INPUT RECORDS:
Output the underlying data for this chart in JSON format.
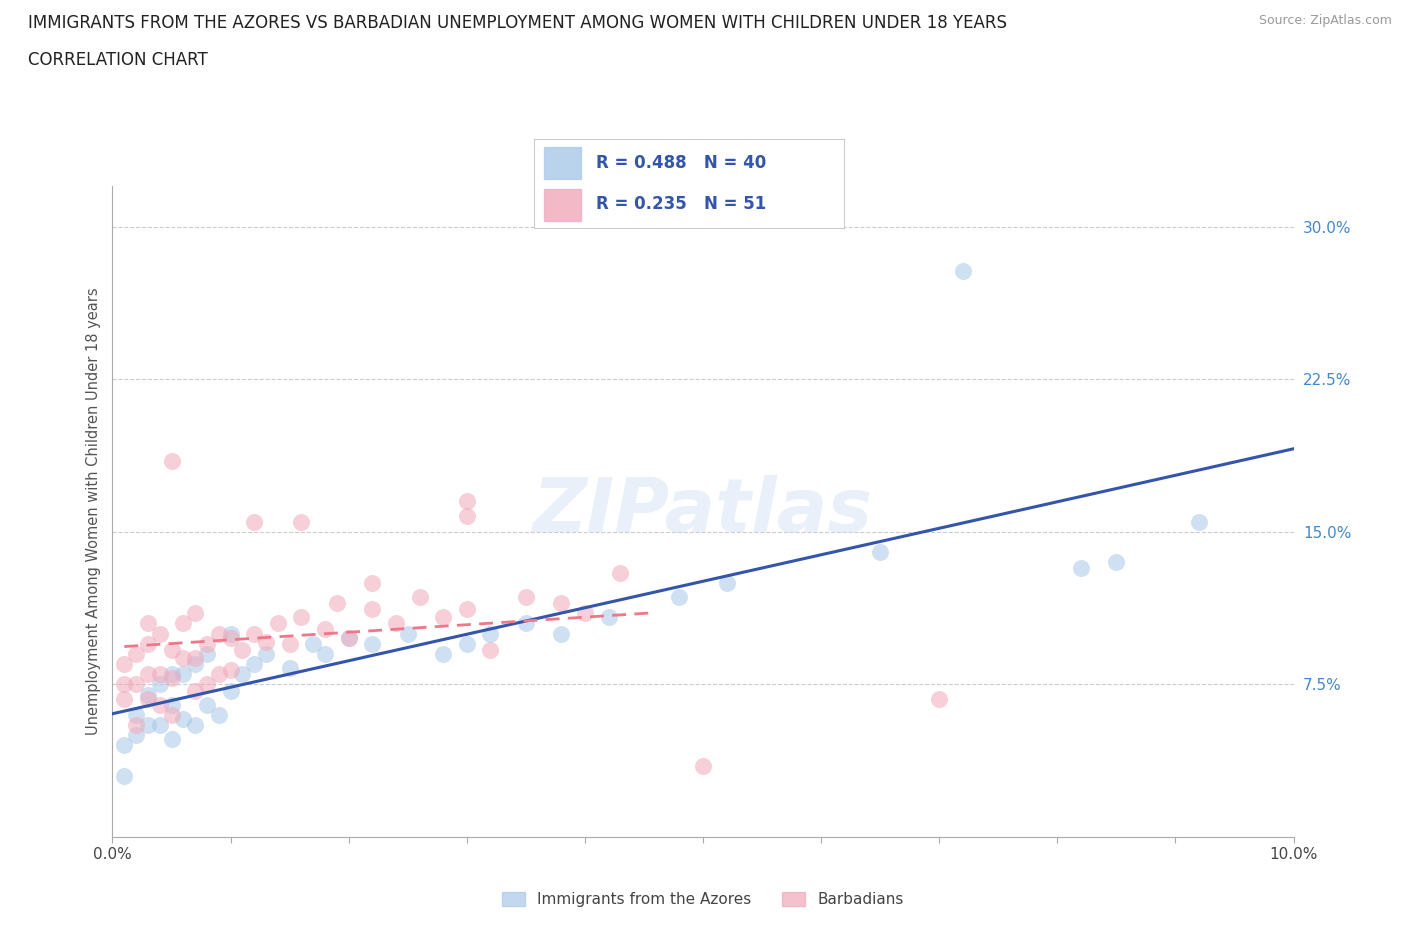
{
  "title_line1": "IMMIGRANTS FROM THE AZORES VS BARBADIAN UNEMPLOYMENT AMONG WOMEN WITH CHILDREN UNDER 18 YEARS",
  "title_line2": "CORRELATION CHART",
  "source_text": "Source: ZipAtlas.com",
  "ylabel": "Unemployment Among Women with Children Under 18 years",
  "xlim": [
    0.0,
    0.1
  ],
  "ylim": [
    0.0,
    0.32
  ],
  "xticks": [
    0.0,
    0.01,
    0.02,
    0.03,
    0.04,
    0.05,
    0.06,
    0.07,
    0.08,
    0.09,
    0.1
  ],
  "xtick_labels": [
    "0.0%",
    "",
    "",
    "",
    "",
    "",
    "",
    "",
    "",
    "",
    "10.0%"
  ],
  "yticks": [
    0.0,
    0.075,
    0.15,
    0.225,
    0.3
  ],
  "ytick_labels": [
    "",
    "7.5%",
    "15.0%",
    "22.5%",
    "30.0%"
  ],
  "grid_color": "#cccccc",
  "background_color": "#ffffff",
  "legend_r1": "0.488",
  "legend_n1": "40",
  "legend_r2": "0.235",
  "legend_n2": "51",
  "color_azores": "#A8C8E8",
  "color_barbadian": "#F0A8B8",
  "color_line_azores": "#3355AA",
  "color_line_barbadian": "#EE7788",
  "azores_x": [
    0.001,
    0.001,
    0.002,
    0.002,
    0.003,
    0.003,
    0.004,
    0.004,
    0.005,
    0.005,
    0.005,
    0.006,
    0.006,
    0.007,
    0.007,
    0.008,
    0.008,
    0.009,
    0.01,
    0.01,
    0.011,
    0.012,
    0.013,
    0.015,
    0.017,
    0.018,
    0.02,
    0.022,
    0.025,
    0.028,
    0.03,
    0.032,
    0.035,
    0.038,
    0.042,
    0.048,
    0.052,
    0.065,
    0.082,
    0.092
  ],
  "azores_y": [
    0.045,
    0.03,
    0.05,
    0.06,
    0.055,
    0.07,
    0.055,
    0.075,
    0.048,
    0.065,
    0.08,
    0.058,
    0.08,
    0.055,
    0.085,
    0.065,
    0.09,
    0.06,
    0.072,
    0.1,
    0.08,
    0.085,
    0.09,
    0.083,
    0.095,
    0.09,
    0.098,
    0.095,
    0.1,
    0.09,
    0.095,
    0.1,
    0.105,
    0.1,
    0.108,
    0.118,
    0.125,
    0.14,
    0.132,
    0.155
  ],
  "barbadian_x": [
    0.001,
    0.001,
    0.001,
    0.002,
    0.002,
    0.002,
    0.003,
    0.003,
    0.003,
    0.003,
    0.004,
    0.004,
    0.004,
    0.005,
    0.005,
    0.005,
    0.006,
    0.006,
    0.007,
    0.007,
    0.007,
    0.008,
    0.008,
    0.009,
    0.009,
    0.01,
    0.01,
    0.011,
    0.012,
    0.013,
    0.014,
    0.015,
    0.016,
    0.018,
    0.019,
    0.02,
    0.022,
    0.024,
    0.026,
    0.028,
    0.03,
    0.032,
    0.035,
    0.038,
    0.04,
    0.043,
    0.016,
    0.022,
    0.03,
    0.05,
    0.07
  ],
  "barbadian_y": [
    0.068,
    0.075,
    0.085,
    0.055,
    0.075,
    0.09,
    0.068,
    0.08,
    0.095,
    0.105,
    0.065,
    0.08,
    0.1,
    0.06,
    0.078,
    0.092,
    0.088,
    0.105,
    0.072,
    0.088,
    0.11,
    0.075,
    0.095,
    0.08,
    0.1,
    0.082,
    0.098,
    0.092,
    0.1,
    0.096,
    0.105,
    0.095,
    0.108,
    0.102,
    0.115,
    0.098,
    0.112,
    0.105,
    0.118,
    0.108,
    0.112,
    0.092,
    0.118,
    0.115,
    0.11,
    0.13,
    0.155,
    0.125,
    0.158,
    0.035,
    0.068
  ],
  "outlier_azores_x": [
    0.072
  ],
  "outlier_azores_y": [
    0.278
  ],
  "outlier_azores2_x": [
    0.085
  ],
  "outlier_azores2_y": [
    0.135
  ],
  "outlier_bar_x": [
    0.005
  ],
  "outlier_bar_y": [
    0.185
  ],
  "outlier_bar2_x": [
    0.012
  ],
  "outlier_bar2_y": [
    0.155
  ],
  "outlier_bar3_x": [
    0.03
  ],
  "outlier_bar3_y": [
    0.165
  ]
}
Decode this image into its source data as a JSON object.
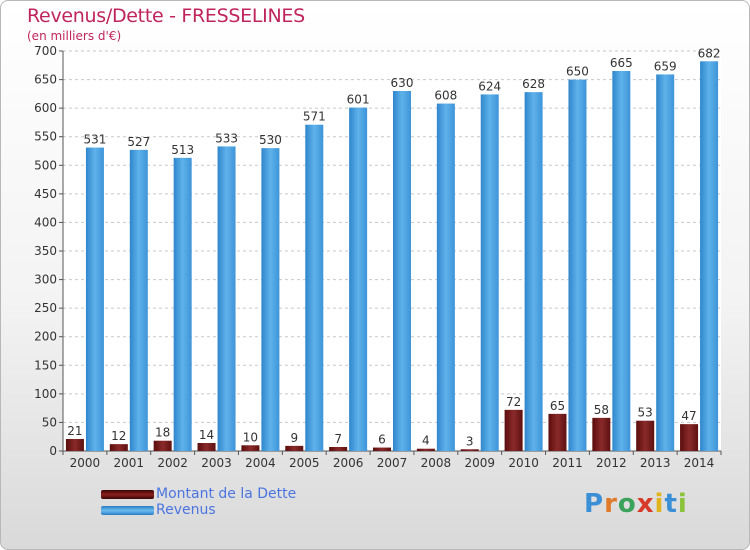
{
  "header": {
    "title": "Revenus/Dette - FRESSELINES",
    "subtitle": "(en milliers d'€)"
  },
  "legend": {
    "items": [
      {
        "label": "Montant de la Dette",
        "color": "#6e1313"
      },
      {
        "label": "Revenus",
        "color": "#5aaee6"
      }
    ]
  },
  "logo": {
    "letters": [
      "P",
      "r",
      "o",
      "x",
      "i",
      "t",
      "i"
    ],
    "colors": [
      "#3a8fd6",
      "#e07a2a",
      "#3aa25a",
      "#d83a2a",
      "#e0b41e",
      "#3a8fd6",
      "#8ac23a"
    ]
  },
  "chart_data": {
    "type": "bar",
    "categories": [
      "2000",
      "2001",
      "2002",
      "2003",
      "2004",
      "2005",
      "2006",
      "2007",
      "2008",
      "2009",
      "2010",
      "2011",
      "2012",
      "2013",
      "2014"
    ],
    "series": [
      {
        "name": "Montant de la Dette",
        "values": [
          21,
          12,
          18,
          14,
          10,
          9,
          7,
          6,
          4,
          3,
          72,
          65,
          58,
          53,
          47
        ],
        "color": "#6e1313"
      },
      {
        "name": "Revenus",
        "values": [
          531,
          527,
          513,
          533,
          530,
          571,
          601,
          630,
          608,
          624,
          628,
          650,
          665,
          659,
          682
        ],
        "color": "#5aaee6"
      }
    ],
    "ylim": [
      0,
      700
    ],
    "yticks": [
      0,
      50,
      100,
      150,
      200,
      250,
      300,
      350,
      400,
      450,
      500,
      550,
      600,
      650,
      700
    ],
    "grid": true,
    "legend_position": "bottom-left"
  }
}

TASK DIRECTIONS: Copy out all lines where the word "Revenus" appears.

THE SOLUTION:
    "title": "Revenus/Dette - FRESSELINES",
        "label": "Revenus",
        "name": "Revenus",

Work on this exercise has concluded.